THE TASK
Find the lines of data that contain the string "JSON", then list them.

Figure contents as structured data
<<<<
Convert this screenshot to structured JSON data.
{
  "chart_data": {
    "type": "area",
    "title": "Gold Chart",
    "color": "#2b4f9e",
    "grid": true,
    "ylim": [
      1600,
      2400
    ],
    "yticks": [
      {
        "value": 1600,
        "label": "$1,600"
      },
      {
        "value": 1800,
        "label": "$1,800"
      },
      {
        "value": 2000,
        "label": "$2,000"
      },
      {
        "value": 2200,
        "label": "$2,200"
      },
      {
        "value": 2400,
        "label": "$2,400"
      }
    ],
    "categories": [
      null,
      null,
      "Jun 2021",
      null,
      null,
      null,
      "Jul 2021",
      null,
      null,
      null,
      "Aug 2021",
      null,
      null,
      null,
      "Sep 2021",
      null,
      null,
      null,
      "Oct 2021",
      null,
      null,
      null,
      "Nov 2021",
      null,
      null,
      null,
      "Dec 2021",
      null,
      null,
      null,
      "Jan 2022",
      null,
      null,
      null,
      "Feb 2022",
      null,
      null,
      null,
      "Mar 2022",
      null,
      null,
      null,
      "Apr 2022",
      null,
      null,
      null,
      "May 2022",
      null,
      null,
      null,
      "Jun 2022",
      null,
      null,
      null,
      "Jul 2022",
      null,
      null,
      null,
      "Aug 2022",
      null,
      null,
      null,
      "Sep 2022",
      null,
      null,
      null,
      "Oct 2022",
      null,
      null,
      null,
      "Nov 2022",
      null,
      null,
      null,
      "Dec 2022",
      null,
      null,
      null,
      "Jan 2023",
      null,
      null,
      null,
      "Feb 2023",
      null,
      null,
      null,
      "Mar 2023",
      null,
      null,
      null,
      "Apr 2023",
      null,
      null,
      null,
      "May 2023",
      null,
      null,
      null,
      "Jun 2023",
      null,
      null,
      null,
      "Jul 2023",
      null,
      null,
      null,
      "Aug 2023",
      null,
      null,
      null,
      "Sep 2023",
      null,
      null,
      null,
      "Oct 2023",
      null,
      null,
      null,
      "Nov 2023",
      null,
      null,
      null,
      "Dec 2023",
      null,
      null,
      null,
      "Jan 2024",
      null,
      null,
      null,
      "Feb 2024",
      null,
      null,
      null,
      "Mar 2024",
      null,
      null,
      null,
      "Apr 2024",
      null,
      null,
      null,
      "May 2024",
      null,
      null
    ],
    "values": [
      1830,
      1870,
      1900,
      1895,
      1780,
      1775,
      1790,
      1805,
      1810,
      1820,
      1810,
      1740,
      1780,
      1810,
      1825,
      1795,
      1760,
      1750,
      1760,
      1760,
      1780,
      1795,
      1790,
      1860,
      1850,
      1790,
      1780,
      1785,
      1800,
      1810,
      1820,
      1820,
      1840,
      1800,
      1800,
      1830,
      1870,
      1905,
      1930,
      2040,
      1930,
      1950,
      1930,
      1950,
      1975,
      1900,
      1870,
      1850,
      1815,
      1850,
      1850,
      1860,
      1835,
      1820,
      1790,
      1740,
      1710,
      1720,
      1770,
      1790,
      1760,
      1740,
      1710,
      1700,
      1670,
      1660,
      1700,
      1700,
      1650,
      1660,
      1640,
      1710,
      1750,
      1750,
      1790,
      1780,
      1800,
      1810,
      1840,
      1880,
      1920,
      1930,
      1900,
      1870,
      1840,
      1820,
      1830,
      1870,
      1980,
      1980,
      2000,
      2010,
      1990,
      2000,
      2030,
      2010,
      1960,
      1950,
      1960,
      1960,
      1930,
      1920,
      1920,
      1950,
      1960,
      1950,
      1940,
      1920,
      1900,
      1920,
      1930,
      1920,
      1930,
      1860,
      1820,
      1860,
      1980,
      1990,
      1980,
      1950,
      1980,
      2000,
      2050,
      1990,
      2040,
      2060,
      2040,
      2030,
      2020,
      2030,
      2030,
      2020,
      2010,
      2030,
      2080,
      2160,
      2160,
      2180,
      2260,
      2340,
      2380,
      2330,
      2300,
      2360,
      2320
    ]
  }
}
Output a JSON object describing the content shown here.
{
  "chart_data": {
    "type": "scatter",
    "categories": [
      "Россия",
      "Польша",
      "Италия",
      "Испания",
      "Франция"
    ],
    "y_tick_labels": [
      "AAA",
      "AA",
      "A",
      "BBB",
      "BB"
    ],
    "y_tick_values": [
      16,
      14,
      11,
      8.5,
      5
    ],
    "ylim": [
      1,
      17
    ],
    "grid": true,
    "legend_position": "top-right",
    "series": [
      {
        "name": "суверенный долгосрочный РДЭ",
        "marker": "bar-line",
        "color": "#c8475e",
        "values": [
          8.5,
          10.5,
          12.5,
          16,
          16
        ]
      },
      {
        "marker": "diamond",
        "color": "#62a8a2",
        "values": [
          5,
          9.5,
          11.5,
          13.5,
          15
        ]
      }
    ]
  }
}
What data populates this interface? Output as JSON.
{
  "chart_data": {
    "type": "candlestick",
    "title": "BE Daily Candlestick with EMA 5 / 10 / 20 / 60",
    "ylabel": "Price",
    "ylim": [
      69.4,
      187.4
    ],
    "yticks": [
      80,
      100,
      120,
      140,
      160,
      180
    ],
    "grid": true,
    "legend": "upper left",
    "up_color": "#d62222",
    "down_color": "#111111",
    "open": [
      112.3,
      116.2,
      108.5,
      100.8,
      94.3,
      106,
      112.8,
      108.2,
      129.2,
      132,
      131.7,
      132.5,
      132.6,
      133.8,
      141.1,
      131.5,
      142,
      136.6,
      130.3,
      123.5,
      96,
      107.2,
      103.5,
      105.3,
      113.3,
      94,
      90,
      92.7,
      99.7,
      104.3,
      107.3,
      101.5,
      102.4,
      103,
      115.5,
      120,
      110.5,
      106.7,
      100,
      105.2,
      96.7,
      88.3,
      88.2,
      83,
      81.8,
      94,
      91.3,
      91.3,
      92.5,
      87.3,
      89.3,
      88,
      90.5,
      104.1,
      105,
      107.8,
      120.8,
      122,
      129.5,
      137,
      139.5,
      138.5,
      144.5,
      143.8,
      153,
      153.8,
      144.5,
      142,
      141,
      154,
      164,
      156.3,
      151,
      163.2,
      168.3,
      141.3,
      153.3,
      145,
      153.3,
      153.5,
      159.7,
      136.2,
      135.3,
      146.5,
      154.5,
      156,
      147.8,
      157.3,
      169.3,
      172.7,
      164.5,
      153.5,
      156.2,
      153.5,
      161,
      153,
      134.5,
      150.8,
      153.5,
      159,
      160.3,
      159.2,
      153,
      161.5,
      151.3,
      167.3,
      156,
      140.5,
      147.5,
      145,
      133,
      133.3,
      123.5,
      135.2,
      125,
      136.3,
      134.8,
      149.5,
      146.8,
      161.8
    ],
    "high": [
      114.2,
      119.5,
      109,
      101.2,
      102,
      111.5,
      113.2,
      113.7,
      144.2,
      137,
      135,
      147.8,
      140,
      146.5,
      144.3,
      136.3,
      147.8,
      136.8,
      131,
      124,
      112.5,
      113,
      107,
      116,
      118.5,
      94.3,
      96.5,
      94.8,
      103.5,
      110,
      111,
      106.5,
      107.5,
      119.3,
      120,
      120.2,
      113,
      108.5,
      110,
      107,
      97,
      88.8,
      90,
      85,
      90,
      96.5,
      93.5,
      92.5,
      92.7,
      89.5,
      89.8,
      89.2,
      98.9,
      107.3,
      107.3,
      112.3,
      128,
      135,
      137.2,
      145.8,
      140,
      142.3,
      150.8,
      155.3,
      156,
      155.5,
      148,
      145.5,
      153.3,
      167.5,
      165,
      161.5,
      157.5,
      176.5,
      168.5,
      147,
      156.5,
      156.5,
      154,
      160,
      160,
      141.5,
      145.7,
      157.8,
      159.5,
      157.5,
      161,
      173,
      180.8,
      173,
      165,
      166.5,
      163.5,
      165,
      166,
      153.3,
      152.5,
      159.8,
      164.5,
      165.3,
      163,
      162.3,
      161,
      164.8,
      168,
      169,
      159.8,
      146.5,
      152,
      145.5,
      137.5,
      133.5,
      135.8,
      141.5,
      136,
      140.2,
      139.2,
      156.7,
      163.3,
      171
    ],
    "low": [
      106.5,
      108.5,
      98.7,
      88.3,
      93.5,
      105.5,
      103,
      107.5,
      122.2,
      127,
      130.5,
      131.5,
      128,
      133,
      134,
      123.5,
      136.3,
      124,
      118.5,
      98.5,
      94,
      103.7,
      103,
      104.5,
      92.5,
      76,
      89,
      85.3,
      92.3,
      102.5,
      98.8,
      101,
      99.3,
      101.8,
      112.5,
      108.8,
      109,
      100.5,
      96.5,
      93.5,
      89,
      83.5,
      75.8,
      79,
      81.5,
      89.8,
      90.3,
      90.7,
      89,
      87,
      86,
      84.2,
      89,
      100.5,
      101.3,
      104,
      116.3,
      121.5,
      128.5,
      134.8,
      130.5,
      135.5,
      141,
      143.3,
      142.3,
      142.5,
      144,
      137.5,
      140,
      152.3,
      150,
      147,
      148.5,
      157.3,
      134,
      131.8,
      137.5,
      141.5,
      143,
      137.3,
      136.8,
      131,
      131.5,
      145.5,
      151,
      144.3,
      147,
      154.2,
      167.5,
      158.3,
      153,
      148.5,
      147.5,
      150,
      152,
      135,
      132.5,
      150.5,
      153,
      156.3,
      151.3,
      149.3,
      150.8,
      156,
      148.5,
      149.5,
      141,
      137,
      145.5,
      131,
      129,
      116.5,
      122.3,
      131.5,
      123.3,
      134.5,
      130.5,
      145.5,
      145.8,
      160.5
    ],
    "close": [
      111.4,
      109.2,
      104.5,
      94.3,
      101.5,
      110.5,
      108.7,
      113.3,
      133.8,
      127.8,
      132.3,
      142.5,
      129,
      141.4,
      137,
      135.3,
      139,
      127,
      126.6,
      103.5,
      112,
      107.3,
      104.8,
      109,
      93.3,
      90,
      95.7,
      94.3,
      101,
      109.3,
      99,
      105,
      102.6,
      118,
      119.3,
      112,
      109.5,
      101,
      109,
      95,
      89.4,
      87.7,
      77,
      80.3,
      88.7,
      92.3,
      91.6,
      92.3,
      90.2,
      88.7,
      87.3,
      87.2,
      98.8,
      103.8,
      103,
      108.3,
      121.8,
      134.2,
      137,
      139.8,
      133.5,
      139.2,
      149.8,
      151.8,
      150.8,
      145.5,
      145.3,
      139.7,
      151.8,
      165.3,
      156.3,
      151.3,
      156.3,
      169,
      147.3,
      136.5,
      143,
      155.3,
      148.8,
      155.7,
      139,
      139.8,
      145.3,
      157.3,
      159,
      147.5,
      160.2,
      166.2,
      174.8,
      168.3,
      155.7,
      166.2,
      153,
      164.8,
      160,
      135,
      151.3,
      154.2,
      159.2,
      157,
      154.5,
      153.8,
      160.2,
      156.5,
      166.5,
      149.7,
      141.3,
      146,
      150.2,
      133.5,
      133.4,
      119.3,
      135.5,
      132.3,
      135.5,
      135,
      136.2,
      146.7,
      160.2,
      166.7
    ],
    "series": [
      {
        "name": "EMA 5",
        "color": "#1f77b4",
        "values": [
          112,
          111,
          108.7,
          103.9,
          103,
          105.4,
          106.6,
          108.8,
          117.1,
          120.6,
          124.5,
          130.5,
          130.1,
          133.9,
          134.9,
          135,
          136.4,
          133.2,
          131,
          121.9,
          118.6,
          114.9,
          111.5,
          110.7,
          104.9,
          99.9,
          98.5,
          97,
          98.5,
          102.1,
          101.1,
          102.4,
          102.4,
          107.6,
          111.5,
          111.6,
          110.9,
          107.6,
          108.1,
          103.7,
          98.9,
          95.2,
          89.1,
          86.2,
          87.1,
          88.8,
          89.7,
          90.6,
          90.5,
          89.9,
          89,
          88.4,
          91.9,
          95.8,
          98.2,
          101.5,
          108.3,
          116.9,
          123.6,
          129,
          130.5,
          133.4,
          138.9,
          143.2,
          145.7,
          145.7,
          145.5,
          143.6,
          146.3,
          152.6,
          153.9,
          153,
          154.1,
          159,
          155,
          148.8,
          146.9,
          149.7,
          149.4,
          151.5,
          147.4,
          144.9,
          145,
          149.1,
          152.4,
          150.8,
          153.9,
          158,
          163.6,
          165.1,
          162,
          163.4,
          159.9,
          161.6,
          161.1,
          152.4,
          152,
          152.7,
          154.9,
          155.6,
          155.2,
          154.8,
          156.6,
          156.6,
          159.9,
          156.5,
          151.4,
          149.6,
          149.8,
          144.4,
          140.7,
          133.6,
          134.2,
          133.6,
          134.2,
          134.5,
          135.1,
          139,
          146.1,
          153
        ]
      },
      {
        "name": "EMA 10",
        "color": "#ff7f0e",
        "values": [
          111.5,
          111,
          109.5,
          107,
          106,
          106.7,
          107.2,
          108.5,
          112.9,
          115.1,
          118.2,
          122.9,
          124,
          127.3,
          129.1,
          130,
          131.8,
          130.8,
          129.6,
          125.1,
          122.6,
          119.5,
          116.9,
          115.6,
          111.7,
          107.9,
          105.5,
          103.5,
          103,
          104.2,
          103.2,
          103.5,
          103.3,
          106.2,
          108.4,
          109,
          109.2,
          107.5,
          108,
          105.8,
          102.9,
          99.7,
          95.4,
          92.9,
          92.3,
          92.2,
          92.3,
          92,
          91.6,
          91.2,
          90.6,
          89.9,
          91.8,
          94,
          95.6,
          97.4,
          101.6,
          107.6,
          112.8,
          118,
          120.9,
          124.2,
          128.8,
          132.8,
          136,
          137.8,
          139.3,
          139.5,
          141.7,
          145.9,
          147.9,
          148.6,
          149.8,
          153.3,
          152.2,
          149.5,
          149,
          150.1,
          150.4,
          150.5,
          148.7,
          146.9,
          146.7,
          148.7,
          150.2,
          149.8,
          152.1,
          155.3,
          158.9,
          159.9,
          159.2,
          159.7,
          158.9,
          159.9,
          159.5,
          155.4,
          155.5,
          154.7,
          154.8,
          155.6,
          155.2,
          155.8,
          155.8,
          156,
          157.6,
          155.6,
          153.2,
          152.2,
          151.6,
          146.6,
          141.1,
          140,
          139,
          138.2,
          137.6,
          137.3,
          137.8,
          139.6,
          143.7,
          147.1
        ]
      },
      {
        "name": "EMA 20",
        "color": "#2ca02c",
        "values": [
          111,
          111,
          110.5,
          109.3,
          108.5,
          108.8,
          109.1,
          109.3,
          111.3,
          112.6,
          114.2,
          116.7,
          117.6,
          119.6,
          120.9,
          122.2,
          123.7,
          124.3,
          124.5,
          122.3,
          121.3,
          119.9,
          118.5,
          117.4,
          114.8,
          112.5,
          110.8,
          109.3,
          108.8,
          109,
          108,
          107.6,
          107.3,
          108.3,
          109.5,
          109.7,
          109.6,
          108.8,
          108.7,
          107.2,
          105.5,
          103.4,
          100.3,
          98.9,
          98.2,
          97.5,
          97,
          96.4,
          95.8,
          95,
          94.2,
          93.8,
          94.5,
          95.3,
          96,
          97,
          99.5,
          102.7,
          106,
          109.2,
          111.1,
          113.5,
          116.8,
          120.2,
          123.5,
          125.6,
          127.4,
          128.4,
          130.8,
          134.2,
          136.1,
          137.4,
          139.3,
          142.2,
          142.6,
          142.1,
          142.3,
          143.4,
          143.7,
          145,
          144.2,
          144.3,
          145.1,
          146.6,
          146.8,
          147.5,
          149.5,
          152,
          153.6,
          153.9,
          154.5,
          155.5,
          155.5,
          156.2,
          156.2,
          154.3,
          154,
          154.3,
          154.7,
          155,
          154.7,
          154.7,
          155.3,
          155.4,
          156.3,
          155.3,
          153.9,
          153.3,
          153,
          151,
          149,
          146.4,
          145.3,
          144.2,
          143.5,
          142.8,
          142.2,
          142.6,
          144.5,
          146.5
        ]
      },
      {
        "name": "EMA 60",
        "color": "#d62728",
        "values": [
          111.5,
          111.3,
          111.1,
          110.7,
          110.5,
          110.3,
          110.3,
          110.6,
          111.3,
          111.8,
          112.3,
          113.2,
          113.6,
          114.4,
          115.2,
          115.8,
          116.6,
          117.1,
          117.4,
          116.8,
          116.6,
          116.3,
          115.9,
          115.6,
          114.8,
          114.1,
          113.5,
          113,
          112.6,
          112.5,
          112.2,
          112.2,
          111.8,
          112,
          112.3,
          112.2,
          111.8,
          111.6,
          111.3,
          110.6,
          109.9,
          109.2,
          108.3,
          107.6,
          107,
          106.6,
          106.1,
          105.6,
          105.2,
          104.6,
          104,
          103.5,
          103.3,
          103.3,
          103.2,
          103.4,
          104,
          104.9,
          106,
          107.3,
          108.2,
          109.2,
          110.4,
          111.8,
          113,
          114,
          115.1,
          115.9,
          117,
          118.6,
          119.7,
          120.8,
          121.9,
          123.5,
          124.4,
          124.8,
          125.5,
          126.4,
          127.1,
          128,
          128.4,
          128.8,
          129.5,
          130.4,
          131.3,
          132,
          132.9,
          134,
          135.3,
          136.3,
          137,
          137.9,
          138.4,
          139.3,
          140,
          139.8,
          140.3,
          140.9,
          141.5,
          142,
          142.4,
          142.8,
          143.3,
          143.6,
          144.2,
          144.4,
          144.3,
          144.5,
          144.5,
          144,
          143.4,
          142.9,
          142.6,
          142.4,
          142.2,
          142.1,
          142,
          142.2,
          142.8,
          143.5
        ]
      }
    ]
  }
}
>>>>
FULL SOLUTION
Convert this screenshot to structured JSON data.
Output a JSON object describing the content shown here.
What data populates this interface? Output as JSON.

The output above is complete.